## Your instructions
Give only the number of lines that contain the word "club".

## Data extract
++++++++++++++++++++

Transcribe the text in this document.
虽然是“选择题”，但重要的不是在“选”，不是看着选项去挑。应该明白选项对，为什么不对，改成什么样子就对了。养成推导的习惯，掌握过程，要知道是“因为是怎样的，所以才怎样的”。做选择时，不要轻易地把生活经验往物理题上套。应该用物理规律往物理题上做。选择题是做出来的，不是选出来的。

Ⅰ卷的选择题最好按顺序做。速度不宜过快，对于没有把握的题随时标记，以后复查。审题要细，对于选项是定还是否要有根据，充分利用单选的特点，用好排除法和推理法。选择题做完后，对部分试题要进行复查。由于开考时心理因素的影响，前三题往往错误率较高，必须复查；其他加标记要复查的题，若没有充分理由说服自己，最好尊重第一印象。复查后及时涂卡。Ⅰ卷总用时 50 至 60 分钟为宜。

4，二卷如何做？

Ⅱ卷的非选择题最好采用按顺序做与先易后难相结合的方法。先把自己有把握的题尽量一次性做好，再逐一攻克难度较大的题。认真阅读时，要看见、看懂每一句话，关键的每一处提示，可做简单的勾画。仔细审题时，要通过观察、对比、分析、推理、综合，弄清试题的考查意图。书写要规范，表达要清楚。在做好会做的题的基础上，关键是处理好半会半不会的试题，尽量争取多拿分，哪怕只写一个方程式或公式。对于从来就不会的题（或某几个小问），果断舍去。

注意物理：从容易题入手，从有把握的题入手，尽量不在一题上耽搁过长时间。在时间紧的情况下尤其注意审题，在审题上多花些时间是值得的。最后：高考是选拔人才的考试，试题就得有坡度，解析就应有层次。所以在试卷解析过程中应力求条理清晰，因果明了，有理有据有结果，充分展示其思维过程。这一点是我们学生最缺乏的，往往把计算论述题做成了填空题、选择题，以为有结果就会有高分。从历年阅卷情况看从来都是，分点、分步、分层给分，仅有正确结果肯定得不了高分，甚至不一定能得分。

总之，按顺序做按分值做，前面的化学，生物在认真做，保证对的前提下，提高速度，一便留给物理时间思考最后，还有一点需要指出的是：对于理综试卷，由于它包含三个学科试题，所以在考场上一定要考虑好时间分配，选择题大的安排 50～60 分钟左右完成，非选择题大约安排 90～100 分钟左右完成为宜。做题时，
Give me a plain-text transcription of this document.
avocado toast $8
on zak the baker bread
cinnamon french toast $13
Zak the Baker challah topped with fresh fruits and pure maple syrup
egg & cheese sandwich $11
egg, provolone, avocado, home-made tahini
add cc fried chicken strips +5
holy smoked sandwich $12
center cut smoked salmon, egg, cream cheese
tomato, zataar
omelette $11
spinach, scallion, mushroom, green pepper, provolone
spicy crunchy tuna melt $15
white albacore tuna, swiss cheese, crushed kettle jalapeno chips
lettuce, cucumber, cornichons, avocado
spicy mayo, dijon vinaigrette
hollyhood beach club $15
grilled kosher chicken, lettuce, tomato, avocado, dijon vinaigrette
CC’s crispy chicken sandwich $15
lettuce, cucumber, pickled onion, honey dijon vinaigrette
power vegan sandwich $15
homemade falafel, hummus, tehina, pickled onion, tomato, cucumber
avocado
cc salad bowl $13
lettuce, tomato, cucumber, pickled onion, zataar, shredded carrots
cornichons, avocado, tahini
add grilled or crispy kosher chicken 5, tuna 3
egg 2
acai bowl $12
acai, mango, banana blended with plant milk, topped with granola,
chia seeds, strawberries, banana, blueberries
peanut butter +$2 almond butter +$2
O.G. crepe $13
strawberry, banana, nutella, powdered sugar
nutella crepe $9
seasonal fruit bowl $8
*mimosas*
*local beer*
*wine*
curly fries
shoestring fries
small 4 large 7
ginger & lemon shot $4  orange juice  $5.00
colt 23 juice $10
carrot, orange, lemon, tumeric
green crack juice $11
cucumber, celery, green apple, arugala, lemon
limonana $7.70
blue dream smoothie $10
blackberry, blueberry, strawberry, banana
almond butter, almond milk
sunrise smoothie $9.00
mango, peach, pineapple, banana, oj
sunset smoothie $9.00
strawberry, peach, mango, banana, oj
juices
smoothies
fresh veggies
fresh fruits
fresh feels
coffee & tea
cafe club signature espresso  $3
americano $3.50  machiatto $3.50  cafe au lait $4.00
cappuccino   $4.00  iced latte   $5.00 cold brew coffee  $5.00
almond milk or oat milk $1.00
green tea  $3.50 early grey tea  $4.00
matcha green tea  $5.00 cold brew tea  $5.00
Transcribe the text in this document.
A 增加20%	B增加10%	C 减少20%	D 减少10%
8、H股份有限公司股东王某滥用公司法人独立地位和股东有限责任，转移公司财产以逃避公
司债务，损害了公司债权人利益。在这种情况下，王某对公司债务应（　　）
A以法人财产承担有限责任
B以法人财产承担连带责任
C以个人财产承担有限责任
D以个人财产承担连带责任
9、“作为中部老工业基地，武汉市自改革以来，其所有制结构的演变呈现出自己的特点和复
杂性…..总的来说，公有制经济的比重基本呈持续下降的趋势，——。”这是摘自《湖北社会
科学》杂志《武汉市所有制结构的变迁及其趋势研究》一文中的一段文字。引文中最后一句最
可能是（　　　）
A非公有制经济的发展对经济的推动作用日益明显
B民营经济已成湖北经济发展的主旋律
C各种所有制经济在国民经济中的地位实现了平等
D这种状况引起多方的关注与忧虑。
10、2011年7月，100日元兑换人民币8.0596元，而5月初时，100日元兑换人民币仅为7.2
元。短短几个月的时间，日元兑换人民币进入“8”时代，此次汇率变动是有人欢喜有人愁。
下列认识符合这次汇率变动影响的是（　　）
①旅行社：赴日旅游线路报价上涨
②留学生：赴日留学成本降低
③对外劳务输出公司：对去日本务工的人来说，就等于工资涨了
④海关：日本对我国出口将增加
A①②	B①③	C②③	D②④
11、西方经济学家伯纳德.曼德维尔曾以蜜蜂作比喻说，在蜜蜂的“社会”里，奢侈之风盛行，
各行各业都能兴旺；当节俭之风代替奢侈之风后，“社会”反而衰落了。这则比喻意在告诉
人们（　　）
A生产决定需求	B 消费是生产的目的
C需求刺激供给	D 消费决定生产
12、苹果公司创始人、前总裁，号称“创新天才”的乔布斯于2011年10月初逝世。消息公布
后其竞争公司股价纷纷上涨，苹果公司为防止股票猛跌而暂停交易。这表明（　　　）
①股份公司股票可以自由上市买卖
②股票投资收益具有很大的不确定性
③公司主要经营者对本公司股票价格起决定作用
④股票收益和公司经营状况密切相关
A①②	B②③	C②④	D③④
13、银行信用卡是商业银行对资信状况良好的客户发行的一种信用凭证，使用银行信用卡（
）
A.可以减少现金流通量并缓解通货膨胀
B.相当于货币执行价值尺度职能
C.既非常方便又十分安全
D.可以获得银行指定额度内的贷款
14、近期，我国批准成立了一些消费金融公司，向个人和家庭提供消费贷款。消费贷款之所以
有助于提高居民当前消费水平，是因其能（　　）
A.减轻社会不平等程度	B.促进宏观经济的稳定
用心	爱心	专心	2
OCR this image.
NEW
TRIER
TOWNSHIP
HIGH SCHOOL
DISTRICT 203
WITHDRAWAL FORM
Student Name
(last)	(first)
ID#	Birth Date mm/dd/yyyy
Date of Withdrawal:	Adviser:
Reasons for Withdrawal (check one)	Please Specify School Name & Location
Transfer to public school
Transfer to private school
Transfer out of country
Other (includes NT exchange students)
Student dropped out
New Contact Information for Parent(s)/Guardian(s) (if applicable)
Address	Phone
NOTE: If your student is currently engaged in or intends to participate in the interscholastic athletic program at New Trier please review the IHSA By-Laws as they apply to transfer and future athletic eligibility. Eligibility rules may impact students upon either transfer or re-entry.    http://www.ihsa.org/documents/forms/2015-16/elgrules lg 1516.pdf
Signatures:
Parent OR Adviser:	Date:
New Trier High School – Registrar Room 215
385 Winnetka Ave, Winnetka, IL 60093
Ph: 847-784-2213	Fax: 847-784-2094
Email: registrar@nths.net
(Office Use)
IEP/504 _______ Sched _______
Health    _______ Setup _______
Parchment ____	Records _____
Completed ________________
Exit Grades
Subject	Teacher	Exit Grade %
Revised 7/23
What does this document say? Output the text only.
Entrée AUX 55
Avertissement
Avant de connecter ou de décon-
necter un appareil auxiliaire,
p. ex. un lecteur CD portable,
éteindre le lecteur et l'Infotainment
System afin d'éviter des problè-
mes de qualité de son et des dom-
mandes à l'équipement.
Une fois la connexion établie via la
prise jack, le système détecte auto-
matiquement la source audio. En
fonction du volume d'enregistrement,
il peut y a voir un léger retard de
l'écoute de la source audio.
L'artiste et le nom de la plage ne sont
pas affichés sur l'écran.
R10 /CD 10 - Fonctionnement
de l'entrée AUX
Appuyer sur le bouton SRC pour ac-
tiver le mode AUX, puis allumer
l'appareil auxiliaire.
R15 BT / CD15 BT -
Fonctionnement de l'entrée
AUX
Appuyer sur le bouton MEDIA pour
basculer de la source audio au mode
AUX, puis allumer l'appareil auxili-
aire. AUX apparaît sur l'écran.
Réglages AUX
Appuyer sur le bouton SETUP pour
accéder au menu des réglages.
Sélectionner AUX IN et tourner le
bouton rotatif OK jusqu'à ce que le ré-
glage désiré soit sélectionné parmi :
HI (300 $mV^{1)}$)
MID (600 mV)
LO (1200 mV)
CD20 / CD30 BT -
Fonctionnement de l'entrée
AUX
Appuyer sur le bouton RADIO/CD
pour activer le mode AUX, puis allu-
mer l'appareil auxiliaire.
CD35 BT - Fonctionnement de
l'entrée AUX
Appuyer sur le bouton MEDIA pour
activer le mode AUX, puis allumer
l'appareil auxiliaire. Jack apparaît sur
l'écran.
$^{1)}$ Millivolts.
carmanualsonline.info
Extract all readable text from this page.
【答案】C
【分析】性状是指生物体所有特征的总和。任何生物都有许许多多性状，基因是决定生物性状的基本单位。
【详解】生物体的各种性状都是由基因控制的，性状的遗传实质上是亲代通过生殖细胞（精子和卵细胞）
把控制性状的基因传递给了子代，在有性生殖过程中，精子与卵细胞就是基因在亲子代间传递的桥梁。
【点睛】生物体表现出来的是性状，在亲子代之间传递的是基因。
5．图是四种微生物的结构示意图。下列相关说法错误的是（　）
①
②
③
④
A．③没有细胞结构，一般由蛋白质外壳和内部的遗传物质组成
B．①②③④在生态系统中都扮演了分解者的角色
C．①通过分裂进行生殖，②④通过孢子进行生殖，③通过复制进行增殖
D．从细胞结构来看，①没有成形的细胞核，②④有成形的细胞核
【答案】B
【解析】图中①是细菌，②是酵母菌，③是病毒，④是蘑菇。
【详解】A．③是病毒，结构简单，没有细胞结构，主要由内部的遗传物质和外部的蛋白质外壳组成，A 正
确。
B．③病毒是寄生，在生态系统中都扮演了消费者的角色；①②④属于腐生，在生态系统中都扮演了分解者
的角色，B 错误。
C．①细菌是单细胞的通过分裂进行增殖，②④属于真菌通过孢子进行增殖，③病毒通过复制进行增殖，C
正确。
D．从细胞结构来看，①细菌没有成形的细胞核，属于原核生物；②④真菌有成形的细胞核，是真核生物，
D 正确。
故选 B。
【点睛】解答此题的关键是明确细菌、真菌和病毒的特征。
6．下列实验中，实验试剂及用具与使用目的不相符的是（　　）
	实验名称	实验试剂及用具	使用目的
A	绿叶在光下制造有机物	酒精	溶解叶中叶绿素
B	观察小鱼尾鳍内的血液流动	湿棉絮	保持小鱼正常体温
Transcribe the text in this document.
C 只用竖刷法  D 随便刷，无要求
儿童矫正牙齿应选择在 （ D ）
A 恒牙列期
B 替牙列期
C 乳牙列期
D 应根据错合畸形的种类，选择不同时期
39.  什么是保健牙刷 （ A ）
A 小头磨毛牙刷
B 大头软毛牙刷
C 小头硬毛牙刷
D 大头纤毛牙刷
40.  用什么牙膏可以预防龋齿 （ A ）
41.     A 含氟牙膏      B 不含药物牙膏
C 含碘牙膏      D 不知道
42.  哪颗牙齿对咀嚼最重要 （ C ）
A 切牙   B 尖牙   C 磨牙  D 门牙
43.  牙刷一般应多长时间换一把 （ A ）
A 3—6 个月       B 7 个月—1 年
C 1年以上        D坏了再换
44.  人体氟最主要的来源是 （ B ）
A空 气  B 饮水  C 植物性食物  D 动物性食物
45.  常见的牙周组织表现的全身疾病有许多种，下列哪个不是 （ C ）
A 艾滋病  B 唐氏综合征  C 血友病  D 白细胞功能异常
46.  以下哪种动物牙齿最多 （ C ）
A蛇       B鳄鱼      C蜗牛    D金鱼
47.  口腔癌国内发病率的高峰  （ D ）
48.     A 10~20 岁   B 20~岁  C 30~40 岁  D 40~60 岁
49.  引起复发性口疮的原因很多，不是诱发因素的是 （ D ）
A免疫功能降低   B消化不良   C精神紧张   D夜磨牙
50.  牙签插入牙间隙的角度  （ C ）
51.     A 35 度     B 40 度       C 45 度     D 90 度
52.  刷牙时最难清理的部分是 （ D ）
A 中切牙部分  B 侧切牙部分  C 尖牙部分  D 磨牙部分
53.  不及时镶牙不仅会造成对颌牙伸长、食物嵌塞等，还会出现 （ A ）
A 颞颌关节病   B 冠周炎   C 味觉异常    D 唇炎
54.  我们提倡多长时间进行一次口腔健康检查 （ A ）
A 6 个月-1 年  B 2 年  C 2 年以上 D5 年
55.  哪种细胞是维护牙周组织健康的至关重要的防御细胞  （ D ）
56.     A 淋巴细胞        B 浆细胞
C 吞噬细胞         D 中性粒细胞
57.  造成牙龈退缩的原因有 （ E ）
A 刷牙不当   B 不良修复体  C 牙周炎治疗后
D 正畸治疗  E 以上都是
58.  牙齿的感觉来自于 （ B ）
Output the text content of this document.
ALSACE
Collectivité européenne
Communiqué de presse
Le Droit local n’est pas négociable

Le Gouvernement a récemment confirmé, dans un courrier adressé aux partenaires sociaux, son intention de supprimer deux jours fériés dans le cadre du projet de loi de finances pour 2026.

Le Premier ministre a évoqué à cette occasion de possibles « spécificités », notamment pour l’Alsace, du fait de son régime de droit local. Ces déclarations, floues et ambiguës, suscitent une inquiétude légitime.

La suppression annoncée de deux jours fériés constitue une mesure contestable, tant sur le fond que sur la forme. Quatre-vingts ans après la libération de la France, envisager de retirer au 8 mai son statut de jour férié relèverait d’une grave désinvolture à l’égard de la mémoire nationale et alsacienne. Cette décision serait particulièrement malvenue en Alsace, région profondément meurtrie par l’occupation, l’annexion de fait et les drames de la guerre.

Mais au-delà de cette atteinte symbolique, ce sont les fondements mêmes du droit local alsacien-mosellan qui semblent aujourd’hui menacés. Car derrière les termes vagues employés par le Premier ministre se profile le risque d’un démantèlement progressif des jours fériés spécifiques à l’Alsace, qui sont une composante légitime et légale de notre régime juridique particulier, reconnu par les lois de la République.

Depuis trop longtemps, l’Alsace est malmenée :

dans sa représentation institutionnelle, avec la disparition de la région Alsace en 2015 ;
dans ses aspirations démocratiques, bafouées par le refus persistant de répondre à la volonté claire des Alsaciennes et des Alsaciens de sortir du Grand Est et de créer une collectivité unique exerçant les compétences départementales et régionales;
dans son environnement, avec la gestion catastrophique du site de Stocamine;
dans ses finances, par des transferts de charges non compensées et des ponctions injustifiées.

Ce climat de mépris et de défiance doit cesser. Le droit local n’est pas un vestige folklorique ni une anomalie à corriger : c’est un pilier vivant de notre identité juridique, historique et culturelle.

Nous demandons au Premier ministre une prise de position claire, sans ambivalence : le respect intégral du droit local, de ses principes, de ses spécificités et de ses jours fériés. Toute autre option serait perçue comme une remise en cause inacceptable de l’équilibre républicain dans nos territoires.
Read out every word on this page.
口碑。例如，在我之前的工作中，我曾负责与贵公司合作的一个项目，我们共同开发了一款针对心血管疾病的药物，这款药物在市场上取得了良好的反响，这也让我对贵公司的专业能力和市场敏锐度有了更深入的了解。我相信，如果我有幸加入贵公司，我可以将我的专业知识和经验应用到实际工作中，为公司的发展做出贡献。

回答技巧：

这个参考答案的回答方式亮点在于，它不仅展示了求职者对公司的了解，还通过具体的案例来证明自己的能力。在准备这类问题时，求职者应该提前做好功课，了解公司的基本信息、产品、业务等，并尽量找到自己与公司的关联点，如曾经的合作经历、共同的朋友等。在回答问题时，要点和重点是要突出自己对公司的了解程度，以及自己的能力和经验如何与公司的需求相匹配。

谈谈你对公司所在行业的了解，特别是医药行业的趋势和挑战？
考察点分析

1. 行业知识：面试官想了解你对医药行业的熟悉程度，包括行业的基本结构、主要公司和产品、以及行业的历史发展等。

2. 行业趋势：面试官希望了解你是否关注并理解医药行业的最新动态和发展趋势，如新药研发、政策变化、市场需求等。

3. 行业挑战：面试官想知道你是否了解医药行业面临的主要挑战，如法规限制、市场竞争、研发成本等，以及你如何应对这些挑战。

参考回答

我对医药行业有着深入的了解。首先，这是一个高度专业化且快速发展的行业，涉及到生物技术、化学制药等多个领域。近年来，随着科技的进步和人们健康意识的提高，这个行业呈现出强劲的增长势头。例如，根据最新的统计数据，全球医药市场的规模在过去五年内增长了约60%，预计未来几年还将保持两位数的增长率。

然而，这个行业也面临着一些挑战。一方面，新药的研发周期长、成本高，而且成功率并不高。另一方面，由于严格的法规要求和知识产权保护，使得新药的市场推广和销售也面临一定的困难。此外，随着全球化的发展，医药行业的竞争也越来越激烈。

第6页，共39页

++++++++++++++++++++

## Exercise solution
2